### What you will do:
Search the records for lines that contain the word "Khan". Copy them all.
Records provided section start
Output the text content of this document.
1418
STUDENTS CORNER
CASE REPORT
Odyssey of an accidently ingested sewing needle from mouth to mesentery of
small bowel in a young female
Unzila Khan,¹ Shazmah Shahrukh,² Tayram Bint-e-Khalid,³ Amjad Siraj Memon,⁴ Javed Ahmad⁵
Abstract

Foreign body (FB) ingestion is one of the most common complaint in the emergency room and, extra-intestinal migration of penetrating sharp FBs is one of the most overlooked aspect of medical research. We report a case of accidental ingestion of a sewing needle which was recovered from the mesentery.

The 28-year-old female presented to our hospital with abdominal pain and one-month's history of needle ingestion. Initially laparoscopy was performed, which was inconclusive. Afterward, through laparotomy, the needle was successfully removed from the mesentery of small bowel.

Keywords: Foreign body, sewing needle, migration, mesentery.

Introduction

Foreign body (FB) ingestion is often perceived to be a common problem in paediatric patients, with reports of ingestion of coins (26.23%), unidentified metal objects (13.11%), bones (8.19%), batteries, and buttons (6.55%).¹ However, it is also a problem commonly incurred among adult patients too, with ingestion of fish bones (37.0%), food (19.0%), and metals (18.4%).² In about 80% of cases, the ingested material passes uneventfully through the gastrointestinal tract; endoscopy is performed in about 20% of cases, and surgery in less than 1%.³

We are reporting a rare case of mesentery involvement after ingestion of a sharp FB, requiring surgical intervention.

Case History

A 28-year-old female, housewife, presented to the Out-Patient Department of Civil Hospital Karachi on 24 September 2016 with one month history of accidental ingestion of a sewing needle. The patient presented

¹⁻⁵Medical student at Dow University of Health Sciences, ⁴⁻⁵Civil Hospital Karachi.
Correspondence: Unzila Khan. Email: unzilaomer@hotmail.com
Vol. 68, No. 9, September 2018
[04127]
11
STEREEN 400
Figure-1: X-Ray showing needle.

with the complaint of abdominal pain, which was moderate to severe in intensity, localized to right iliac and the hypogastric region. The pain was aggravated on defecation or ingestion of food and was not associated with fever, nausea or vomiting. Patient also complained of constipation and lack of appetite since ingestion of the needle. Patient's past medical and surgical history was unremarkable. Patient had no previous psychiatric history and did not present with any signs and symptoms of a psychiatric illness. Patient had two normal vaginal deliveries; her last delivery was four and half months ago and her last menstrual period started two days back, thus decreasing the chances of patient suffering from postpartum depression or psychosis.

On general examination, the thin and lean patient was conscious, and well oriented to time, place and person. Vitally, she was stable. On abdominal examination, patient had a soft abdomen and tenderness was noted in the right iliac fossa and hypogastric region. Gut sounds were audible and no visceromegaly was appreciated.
Records provided section end
### Answer space:
Unzila Khan,¹ Shazmah Shahrukh,² Tayram Bint-e-Khalid,³ Amjad Siraj Memon,⁴ Javed Ahmad⁵
Correspondence: Unzila Khan. Email: unzilaomer@hotmail.com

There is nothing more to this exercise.